>> BEGIN MATERIAL FOR THIS TASK

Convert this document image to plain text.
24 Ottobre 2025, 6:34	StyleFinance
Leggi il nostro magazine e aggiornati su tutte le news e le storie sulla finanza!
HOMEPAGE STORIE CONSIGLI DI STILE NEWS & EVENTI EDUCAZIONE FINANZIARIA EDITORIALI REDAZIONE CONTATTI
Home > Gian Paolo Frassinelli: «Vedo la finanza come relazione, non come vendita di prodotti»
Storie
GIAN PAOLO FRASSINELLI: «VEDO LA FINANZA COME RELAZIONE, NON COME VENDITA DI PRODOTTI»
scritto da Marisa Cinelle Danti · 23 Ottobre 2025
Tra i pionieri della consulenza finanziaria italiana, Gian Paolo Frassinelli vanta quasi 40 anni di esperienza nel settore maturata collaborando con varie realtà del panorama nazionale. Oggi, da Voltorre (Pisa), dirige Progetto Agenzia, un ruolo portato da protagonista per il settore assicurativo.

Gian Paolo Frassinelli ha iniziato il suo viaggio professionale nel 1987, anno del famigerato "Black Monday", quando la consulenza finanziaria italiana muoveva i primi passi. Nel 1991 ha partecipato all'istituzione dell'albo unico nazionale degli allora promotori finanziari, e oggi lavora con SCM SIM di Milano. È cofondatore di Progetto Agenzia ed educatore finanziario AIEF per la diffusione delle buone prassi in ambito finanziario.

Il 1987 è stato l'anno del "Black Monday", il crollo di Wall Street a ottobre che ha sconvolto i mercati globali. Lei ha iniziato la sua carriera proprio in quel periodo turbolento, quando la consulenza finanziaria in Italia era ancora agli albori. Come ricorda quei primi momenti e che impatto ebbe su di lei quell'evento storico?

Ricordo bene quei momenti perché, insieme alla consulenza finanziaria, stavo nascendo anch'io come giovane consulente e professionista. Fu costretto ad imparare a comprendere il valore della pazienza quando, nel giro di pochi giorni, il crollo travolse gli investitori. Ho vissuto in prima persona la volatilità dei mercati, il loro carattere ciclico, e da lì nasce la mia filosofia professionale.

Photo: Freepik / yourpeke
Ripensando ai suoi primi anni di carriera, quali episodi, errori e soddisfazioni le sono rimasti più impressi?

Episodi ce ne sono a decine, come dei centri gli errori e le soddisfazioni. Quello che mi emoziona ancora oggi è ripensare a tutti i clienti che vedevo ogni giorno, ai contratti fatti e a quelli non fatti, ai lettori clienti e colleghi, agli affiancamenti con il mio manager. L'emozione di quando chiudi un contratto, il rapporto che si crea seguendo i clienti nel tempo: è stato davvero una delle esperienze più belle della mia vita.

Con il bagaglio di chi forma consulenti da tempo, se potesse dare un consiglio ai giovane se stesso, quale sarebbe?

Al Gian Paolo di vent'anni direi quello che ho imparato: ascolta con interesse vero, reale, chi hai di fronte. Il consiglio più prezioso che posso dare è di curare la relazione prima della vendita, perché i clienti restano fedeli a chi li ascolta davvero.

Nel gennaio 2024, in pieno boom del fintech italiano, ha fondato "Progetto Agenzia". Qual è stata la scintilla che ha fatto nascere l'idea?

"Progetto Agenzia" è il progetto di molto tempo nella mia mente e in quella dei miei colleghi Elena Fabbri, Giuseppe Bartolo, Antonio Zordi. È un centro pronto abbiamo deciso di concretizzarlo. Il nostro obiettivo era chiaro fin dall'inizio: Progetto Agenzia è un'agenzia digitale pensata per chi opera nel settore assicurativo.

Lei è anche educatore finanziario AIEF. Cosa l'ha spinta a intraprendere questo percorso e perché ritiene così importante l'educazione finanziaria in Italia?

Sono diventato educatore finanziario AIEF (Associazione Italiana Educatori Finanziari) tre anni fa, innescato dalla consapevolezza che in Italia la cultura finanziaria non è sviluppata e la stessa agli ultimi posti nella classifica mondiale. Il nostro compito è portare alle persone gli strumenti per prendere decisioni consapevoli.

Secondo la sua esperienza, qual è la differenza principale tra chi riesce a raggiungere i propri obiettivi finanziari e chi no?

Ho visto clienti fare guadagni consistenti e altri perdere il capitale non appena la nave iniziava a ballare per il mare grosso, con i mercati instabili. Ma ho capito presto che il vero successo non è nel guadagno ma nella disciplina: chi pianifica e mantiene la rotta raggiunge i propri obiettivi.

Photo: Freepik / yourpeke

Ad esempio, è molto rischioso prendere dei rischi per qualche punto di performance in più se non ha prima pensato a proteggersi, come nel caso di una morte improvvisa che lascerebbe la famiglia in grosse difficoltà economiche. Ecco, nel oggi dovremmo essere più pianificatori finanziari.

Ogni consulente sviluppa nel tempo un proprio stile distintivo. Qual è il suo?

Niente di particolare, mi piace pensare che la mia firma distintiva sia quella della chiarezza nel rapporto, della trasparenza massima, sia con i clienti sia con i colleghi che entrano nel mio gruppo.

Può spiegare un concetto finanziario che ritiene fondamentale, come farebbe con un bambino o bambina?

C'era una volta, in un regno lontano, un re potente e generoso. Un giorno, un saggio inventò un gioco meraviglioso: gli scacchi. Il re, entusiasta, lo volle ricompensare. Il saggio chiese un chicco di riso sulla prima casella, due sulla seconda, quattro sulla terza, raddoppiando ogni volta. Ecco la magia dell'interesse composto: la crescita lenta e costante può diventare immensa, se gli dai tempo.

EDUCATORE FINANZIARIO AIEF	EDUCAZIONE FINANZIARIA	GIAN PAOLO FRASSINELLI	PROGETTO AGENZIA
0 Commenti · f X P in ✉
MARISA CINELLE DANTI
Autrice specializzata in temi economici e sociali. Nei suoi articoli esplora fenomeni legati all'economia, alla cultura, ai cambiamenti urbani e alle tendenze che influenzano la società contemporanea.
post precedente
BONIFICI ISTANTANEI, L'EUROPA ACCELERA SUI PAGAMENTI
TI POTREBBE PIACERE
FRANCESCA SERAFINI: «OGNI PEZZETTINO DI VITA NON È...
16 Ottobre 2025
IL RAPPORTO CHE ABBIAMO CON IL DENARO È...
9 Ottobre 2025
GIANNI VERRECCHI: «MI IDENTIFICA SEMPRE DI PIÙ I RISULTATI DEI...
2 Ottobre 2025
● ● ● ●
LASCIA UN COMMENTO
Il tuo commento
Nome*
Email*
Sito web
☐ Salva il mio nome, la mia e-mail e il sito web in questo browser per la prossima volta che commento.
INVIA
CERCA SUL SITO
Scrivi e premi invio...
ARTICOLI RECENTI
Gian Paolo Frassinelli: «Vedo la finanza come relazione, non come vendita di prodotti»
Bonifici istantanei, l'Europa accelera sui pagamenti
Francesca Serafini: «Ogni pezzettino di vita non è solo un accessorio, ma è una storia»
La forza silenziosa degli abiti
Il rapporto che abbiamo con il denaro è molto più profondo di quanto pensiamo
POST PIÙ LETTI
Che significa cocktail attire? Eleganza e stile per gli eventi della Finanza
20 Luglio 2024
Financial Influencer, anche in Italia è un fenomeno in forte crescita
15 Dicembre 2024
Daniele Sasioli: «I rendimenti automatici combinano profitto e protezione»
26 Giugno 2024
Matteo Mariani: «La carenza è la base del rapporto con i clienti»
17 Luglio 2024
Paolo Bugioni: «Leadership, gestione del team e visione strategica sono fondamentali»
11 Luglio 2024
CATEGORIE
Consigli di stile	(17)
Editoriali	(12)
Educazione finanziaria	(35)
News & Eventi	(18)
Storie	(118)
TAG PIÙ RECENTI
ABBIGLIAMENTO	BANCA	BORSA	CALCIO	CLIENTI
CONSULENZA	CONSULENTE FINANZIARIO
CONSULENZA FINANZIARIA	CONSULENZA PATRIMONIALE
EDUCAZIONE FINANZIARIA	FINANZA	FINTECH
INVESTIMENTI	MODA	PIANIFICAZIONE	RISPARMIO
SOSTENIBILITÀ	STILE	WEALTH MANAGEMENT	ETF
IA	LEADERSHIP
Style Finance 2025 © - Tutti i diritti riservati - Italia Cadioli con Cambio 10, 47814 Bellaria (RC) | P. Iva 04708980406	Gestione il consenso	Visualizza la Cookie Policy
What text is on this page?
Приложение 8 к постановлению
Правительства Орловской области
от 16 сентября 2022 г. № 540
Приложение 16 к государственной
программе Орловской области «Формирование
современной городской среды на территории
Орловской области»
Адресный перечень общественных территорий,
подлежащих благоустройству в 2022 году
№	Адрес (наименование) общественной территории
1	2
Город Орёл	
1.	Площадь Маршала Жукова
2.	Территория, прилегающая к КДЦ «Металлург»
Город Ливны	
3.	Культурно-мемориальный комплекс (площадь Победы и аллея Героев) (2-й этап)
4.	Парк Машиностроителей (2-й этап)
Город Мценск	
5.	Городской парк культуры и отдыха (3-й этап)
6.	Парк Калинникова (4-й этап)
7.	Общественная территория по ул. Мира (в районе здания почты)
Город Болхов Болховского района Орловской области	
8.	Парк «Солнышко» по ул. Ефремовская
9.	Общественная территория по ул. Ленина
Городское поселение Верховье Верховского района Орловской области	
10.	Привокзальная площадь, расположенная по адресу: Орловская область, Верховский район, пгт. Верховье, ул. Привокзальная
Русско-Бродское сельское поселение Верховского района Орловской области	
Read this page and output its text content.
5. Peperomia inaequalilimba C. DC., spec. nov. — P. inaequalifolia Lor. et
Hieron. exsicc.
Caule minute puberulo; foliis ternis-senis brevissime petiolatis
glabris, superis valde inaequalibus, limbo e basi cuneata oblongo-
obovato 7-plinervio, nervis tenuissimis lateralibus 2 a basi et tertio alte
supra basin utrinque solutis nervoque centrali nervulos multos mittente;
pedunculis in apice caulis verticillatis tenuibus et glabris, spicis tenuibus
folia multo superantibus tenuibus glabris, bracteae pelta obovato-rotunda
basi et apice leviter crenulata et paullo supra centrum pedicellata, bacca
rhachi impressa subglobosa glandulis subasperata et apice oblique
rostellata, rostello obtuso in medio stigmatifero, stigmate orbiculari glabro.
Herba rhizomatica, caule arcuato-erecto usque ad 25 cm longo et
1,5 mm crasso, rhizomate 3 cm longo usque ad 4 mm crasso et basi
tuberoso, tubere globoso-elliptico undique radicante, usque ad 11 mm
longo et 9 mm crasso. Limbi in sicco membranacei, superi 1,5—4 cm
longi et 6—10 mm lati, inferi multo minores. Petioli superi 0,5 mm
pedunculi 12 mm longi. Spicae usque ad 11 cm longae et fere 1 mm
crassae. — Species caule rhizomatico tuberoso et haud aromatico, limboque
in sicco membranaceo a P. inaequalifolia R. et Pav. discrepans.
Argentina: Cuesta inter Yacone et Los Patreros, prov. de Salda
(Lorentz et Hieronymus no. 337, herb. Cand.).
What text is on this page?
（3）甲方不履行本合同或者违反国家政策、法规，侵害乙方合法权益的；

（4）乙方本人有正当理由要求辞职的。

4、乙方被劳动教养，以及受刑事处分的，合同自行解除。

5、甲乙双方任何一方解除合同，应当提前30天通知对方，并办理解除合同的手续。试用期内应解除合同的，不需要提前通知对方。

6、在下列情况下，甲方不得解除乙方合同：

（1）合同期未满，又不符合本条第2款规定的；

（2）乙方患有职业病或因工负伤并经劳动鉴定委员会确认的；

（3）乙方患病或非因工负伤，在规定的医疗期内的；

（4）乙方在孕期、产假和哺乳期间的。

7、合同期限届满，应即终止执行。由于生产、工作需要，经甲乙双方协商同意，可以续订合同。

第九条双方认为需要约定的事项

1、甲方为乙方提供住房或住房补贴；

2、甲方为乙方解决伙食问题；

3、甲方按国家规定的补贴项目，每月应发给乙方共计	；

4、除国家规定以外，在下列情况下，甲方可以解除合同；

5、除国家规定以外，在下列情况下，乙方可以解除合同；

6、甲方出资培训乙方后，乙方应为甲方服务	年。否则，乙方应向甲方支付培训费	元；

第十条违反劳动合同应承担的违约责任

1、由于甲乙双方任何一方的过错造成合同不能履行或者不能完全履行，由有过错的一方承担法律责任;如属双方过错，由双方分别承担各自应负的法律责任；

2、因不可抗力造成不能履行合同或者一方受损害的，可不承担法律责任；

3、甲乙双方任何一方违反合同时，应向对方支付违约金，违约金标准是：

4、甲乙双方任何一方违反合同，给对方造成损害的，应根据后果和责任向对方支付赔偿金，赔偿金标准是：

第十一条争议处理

>> END MATERIAL FOR THIS TASK

## WRITTEN REQUEST
In the entries above, find every line with the word "giorno" and list it.

## EXERCISE OUTPUT
Episodi ce ne sono a decine, come dei centri gli errori e le soddisfazioni. Quello che mi emoziona ancora oggi è ripensare a tutti i clienti che vedevo ogni giorno, ai contratti fatti e a quelli non fatti, ai lettori clienti e colleghi, agli affiancamenti con il mio manager. L'emozione di quando chiudi un contratto, il rapporto che si crea seguendo i clienti nel tempo: è stato davvero una delle esperienze più belle della mia vita.
C'era una volta, in un regno lontano, un re potente e generoso. Un giorno, un saggio inventò un gioco meraviglioso: gli scacchi. Il re, entusiasta, lo volle ricompensare. Il saggio chiese un chicco di riso sulla prima casella, due sulla seconda, quattro sulla terza, raddoppiando ogni volta. Ecco la magia dell'interesse composto: la crescita lenta e costante può diventare immensa, se gli dai tempo.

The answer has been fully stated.